-- Begin Raw data --

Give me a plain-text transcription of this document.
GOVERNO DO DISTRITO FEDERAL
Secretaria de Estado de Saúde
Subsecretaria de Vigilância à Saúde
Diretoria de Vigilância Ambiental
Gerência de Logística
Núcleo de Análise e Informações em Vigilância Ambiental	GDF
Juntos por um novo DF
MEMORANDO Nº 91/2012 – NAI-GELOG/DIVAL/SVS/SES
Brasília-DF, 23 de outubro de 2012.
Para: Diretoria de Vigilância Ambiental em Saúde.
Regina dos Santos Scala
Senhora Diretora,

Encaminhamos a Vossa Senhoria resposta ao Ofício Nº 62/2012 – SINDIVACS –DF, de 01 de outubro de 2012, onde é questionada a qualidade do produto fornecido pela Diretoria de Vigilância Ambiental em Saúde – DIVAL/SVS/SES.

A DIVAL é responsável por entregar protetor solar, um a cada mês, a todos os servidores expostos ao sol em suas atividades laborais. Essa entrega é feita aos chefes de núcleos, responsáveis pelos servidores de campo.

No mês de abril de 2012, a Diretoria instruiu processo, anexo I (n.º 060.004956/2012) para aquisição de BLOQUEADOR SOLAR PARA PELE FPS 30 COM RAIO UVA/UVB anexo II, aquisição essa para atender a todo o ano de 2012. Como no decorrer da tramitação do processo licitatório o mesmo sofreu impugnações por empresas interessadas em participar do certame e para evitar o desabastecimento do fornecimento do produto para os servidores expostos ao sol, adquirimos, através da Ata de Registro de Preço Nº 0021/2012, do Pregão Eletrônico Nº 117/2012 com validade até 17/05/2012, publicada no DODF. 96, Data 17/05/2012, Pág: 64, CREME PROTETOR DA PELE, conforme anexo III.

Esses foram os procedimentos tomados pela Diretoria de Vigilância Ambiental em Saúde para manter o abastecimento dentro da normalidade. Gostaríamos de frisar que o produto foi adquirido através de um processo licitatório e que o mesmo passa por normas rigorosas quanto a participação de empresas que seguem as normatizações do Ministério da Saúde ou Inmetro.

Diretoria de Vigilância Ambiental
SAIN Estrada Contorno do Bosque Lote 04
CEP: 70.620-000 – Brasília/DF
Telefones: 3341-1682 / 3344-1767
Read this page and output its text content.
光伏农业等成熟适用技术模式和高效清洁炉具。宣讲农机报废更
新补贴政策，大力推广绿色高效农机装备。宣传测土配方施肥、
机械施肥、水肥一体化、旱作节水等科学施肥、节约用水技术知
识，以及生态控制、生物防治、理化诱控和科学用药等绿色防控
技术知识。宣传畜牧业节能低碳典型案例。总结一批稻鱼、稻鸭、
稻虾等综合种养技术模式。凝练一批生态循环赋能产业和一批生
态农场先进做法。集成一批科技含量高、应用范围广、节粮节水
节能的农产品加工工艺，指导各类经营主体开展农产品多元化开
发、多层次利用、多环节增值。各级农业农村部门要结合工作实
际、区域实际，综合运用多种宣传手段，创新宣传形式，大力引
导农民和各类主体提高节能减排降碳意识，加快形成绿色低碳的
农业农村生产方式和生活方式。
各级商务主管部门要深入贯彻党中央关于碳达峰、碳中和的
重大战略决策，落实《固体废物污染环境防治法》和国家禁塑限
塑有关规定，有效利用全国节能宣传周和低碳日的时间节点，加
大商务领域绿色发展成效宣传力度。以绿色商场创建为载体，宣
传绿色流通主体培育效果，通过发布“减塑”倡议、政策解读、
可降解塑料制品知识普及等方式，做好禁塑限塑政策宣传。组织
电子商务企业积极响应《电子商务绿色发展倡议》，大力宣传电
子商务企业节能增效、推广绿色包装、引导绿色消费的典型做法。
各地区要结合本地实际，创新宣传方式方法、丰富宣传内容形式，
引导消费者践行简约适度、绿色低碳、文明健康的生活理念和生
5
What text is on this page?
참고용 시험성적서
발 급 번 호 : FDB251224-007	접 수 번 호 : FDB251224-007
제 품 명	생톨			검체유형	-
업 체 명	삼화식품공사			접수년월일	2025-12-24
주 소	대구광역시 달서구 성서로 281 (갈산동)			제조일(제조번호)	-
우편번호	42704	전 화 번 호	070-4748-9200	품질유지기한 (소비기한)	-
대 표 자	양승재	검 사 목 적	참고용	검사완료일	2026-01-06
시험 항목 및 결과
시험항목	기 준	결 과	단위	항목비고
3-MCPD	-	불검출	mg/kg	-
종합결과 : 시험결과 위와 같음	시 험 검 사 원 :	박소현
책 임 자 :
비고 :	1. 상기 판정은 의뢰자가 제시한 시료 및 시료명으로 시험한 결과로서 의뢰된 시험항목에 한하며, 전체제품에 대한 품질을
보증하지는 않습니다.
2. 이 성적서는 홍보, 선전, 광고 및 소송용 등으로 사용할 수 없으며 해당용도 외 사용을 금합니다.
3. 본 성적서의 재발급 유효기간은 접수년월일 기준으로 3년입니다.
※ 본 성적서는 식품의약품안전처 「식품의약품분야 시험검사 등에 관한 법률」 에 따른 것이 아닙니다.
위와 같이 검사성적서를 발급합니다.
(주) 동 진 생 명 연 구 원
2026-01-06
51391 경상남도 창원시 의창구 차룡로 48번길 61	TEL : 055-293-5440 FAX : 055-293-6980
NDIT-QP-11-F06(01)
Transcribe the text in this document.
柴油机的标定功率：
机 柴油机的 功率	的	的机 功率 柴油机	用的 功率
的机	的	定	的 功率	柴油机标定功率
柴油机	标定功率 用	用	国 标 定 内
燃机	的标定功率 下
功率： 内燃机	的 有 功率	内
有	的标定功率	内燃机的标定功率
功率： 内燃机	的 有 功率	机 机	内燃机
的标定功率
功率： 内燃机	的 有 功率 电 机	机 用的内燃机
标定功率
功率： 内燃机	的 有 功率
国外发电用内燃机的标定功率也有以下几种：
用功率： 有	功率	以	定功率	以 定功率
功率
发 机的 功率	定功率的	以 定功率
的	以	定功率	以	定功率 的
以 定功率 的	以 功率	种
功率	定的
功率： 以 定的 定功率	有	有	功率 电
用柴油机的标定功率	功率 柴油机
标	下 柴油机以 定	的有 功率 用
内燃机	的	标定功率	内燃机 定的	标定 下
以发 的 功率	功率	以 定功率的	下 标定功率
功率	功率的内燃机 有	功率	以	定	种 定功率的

-- End Raw data --

Work to do> Repeat, word for word, every line from the line that contains "Transcribe the text in this document." to the end of the entries; include both of those lines and no others.

Result below>
Transcribe the text in this document.
柴油机的标定功率：
机 柴油机的 功率	的	的机 功率 柴油机	用的 功率
的机	的	定	的 功率	柴油机标定功率
柴油机	标定功率 用	用	国 标 定 内
燃机	的标定功率 下
功率： 内燃机	的 有 功率	内
有	的标定功率	内燃机的标定功率
功率： 内燃机	的 有 功率	机 机	内燃机
的标定功率
功率： 内燃机	的 有 功率 电 机	机 用的内燃机
标定功率
功率： 内燃机	的 有 功率
国外发电用内燃机的标定功率也有以下几种：
用功率： 有	功率	以	定功率	以 定功率
功率
发 机的 功率	定功率的	以 定功率
的	以	定功率	以	定功率 的
以 定功率 的	以 功率	种
功率	定的
功率： 以 定的 定功率	有	有	功率 电
用柴油机的标定功率	功率 柴油机
标	下 柴油机以 定	的有 功率 用
内燃机	的	标定功率	内燃机 定的	标定 下
以发 的 功率	功率	以 定功率的	下 标定功率
功率	功率的内燃机 有	功率	以	定	种 定功率的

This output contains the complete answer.